- Task
The records below must be duplicated exactly, character for character.

(Saved entries)
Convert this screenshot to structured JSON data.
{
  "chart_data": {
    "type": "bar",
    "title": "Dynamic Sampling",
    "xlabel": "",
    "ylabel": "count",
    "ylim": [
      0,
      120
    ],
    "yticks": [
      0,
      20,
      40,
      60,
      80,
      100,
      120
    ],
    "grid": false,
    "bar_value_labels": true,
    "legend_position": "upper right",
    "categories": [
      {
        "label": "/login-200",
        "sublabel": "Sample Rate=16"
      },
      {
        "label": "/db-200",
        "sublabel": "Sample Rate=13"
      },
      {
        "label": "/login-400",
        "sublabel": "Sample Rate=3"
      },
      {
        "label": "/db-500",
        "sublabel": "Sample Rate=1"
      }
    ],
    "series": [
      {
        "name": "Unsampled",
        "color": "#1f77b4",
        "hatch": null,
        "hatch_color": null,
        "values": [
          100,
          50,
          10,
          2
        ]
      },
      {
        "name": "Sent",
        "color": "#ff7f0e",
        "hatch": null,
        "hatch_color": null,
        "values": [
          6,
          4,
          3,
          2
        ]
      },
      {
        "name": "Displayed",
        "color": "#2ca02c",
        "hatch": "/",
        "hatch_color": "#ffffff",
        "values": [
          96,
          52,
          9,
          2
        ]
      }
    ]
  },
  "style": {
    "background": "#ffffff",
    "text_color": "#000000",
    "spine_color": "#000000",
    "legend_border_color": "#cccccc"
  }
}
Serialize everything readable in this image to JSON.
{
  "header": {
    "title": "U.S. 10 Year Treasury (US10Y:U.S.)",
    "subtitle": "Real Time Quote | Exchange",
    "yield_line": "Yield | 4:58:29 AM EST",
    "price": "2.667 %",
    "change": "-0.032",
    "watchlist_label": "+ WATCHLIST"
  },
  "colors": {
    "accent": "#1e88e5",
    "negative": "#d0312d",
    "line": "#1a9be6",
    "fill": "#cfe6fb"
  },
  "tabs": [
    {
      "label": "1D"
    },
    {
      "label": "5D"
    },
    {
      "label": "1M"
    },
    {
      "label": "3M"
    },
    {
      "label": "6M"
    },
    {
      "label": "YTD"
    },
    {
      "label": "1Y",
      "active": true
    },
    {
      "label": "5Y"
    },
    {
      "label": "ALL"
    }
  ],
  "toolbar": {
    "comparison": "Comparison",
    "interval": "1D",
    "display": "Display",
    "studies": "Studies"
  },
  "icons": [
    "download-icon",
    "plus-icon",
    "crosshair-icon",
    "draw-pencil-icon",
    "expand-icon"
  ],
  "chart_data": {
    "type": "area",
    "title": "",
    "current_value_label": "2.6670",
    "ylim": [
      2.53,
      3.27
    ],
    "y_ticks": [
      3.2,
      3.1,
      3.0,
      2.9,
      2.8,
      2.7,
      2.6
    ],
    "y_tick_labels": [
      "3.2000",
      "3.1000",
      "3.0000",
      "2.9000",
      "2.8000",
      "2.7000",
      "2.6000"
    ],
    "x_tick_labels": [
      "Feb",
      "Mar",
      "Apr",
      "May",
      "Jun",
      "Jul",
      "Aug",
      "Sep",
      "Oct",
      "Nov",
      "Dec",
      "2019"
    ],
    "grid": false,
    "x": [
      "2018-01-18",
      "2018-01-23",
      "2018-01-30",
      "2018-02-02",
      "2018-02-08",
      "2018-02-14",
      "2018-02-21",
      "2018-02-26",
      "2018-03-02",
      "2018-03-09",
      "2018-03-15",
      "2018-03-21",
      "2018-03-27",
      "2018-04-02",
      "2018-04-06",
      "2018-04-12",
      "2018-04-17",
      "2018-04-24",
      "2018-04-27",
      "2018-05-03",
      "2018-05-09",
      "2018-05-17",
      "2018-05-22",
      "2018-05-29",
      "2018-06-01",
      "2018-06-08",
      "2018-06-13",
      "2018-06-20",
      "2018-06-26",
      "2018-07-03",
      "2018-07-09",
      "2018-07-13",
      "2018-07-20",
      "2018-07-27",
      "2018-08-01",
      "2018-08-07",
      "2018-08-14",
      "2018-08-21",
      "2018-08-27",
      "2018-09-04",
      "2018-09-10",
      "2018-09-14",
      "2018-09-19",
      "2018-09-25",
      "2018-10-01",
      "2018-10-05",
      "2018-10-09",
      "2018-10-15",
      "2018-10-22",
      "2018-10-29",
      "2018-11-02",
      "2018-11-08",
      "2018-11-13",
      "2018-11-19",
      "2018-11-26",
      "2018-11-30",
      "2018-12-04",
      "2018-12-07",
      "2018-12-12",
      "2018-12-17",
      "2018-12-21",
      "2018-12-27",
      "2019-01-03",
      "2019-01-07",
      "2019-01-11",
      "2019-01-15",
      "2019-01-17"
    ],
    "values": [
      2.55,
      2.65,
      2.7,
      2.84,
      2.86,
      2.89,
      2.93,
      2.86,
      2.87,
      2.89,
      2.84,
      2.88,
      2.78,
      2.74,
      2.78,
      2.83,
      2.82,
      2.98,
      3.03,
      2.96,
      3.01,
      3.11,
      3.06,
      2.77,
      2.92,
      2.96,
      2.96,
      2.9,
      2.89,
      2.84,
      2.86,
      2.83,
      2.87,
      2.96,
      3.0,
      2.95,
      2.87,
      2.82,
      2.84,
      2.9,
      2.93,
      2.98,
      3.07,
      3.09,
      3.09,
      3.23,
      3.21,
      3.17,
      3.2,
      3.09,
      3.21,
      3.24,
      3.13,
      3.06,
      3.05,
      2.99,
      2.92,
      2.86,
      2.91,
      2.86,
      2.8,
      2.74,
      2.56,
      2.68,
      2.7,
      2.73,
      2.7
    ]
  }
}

- Full output
Convert this screenshot to structured JSON data.
{
  "chart_data": {
    "type": "bar",
    "title": "Dynamic Sampling",
    "xlabel": "",
    "ylabel": "count",
    "ylim": [
      0,
      120
    ],
    "yticks": [
      0,
      20,
      40,
      60,
      80,
      100,
      120
    ],
    "grid": false,
    "bar_value_labels": true,
    "legend_position": "upper right",
    "categories": [
      {
        "label": "/login-200",
        "sublabel": "Sample Rate=16"
      },
      {
        "label": "/db-200",
        "sublabel": "Sample Rate=13"
      },
      {
        "label": "/login-400",
        "sublabel": "Sample Rate=3"
      },
      {
        "label": "/db-500",
        "sublabel": "Sample Rate=1"
      }
    ],
    "series": [
      {
        "name": "Unsampled",
        "color": "#1f77b4",
        "hatch": null,
        "hatch_color": null,
        "values": [
          100,
          50,
          10,
          2
        ]
      },
      {
        "name": "Sent",
        "color": "#ff7f0e",
        "hatch": null,
        "hatch_color": null,
        "values": [
          6,
          4,
          3,
          2
        ]
      },
      {
        "name": "Displayed",
        "color": "#2ca02c",
        "hatch": "/",
        "hatch_color": "#ffffff",
        "values": [
          96,
          52,
          9,
          2
        ]
      }
    ]
  },
  "style": {
    "background": "#ffffff",
    "text_color": "#000000",
    "spine_color": "#000000",
    "legend_border_color": "#cccccc"
  }
}
Serialize everything readable in this image to JSON.
{
  "header": {
    "title": "U.S. 10 Year Treasury (US10Y:U.S.)",
    "subtitle": "Real Time Quote | Exchange",
    "yield_line": "Yield | 4:58:29 AM EST",
    "price": "2.667 %",
    "change": "-0.032",
    "watchlist_label": "+ WATCHLIST"
  },
  "colors": {
    "accent": "#1e88e5",
    "negative": "#d0312d",
    "line": "#1a9be6",
    "fill": "#cfe6fb"
  },
  "tabs": [
    {
      "label": "1D"
    },
    {
      "label": "5D"
    },
    {
      "label": "1M"
    },
    {
      "label": "3M"
    },
    {
      "label": "6M"
    },
    {
      "label": "YTD"
    },
    {
      "label": "1Y",
      "active": true
    },
    {
      "label": "5Y"
    },
    {
      "label": "ALL"
    }
  ],
  "toolbar": {
    "comparison": "Comparison",
    "interval": "1D",
    "display": "Display",
    "studies": "Studies"
  },
  "icons": [
    "download-icon",
    "plus-icon",
    "crosshair-icon",
    "draw-pencil-icon",
    "expand-icon"
  ],
  "chart_data": {
    "type": "area",
    "title": "",
    "current_value_label": "2.6670",
    "ylim": [
      2.53,
      3.27
    ],
    "y_ticks": [
      3.2,
      3.1,
      3.0,
      2.9,
      2.8,
      2.7,
      2.6
    ],
    "y_tick_labels": [
      "3.2000",
      "3.1000",
      "3.0000",
      "2.9000",
      "2.8000",
      "2.7000",
      "2.6000"
    ],
    "x_tick_labels": [
      "Feb",
      "Mar",
      "Apr",
      "May",
      "Jun",
      "Jul",
      "Aug",
      "Sep",
      "Oct",
      "Nov",
      "Dec",
      "2019"
    ],
    "grid": false,
    "x": [
      "2018-01-18",
      "2018-01-23",
      "2018-01-30",
      "2018-02-02",
      "2018-02-08",
      "2018-02-14",
      "2018-02-21",
      "2018-02-26",
      "2018-03-02",
      "2018-03-09",
      "2018-03-15",
      "2018-03-21",
      "2018-03-27",
      "2018-04-02",
      "2018-04-06",
      "2018-04-12",
      "2018-04-17",
      "2018-04-24",
      "2018-04-27",
      "2018-05-03",
      "2018-05-09",
      "2018-05-17",
      "2018-05-22",
      "2018-05-29",
      "2018-06-01",
      "2018-06-08",
      "2018-06-13",
      "2018-06-20",
      "2018-06-26",
      "2018-07-03",
      "2018-07-09",
      "2018-07-13",
      "2018-07-20",
      "2018-07-27",
      "2018-08-01",
      "2018-08-07",
      "2018-08-14",
      "2018-08-21",
      "2018-08-27",
      "2018-09-04",
      "2018-09-10",
      "2018-09-14",
      "2018-09-19",
      "2018-09-25",
      "2018-10-01",
      "2018-10-05",
      "2018-10-09",
      "2018-10-15",
      "2018-10-22",
      "2018-10-29",
      "2018-11-02",
      "2018-11-08",
      "2018-11-13",
      "2018-11-19",
      "2018-11-26",
      "2018-11-30",
      "2018-12-04",
      "2018-12-07",
      "2018-12-12",
      "2018-12-17",
      "2018-12-21",
      "2018-12-27",
      "2019-01-03",
      "2019-01-07",
      "2019-01-11",
      "2019-01-15",
      "2019-01-17"
    ],
    "values": [
      2.55,
      2.65,
      2.7,
      2.84,
      2.86,
      2.89,
      2.93,
      2.86,
      2.87,
      2.89,
      2.84,
      2.88,
      2.78,
      2.74,
      2.78,
      2.83,
      2.82,
      2.98,
      3.03,
      2.96,
      3.01,
      3.11,
      3.06,
      2.77,
      2.92,
      2.96,
      2.96,
      2.9,
      2.89,
      2.84,
      2.86,
      2.83,
      2.87,
      2.96,
      3.0,
      2.95,
      2.87,
      2.82,
      2.84,
      2.9,
      2.93,
      2.98,
      3.07,
      3.09,
      3.09,
      3.23,
      3.21,
      3.17,
      3.2,
      3.09,
      3.21,
      3.24,
      3.13,
      3.06,
      3.05,
      2.99,
      2.92,
      2.86,
      2.91,
      2.86,
      2.8,
      2.74,
      2.56,
      2.68,
      2.7,
      2.73,
      2.7
    ]
  }
}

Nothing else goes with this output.